▶ WHAT IS ASKED:
Copy all lines in which the word "Memory" can be found.
— Start SUPPLIED MATERIAL —
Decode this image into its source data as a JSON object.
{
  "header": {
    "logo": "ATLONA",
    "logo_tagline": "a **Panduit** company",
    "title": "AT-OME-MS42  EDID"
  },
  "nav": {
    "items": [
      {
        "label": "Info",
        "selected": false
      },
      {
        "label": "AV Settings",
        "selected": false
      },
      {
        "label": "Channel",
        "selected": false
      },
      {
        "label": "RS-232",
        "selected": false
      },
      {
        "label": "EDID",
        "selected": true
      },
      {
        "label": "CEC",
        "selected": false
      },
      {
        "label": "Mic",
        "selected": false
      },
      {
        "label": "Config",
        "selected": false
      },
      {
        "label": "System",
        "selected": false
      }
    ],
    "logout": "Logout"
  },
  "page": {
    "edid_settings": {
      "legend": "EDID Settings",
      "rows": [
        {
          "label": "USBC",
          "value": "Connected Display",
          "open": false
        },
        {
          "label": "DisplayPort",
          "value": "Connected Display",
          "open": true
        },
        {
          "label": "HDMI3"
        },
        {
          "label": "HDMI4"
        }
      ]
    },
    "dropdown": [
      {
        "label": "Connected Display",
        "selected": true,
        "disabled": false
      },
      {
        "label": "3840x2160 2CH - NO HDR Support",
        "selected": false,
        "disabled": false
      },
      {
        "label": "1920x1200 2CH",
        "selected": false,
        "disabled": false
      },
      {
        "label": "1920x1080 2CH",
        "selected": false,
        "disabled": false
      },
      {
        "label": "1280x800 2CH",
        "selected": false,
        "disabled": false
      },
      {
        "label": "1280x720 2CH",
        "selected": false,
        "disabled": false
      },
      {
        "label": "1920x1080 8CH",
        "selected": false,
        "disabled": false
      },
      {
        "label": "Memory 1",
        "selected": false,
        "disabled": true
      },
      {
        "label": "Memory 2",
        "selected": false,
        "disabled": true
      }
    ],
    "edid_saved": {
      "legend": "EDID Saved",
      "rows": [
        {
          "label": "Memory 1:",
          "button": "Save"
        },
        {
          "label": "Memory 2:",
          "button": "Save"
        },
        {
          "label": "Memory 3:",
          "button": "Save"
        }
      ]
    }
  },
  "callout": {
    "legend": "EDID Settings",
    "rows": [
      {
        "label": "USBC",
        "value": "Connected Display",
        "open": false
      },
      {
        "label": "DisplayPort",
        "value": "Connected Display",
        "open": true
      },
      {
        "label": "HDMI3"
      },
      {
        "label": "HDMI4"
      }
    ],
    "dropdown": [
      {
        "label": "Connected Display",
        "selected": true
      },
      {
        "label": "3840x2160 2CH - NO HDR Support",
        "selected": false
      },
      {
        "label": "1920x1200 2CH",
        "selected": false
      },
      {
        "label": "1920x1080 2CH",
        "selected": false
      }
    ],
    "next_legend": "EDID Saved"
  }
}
— End SUPPLIED MATERIAL —
▶ SOLUTION TO THE PROBLEM:
        "label": "Memory 1",
        "label": "Memory 2",
          "label": "Memory 1:",
          "label": "Memory 2:",
          "label": "Memory 3:",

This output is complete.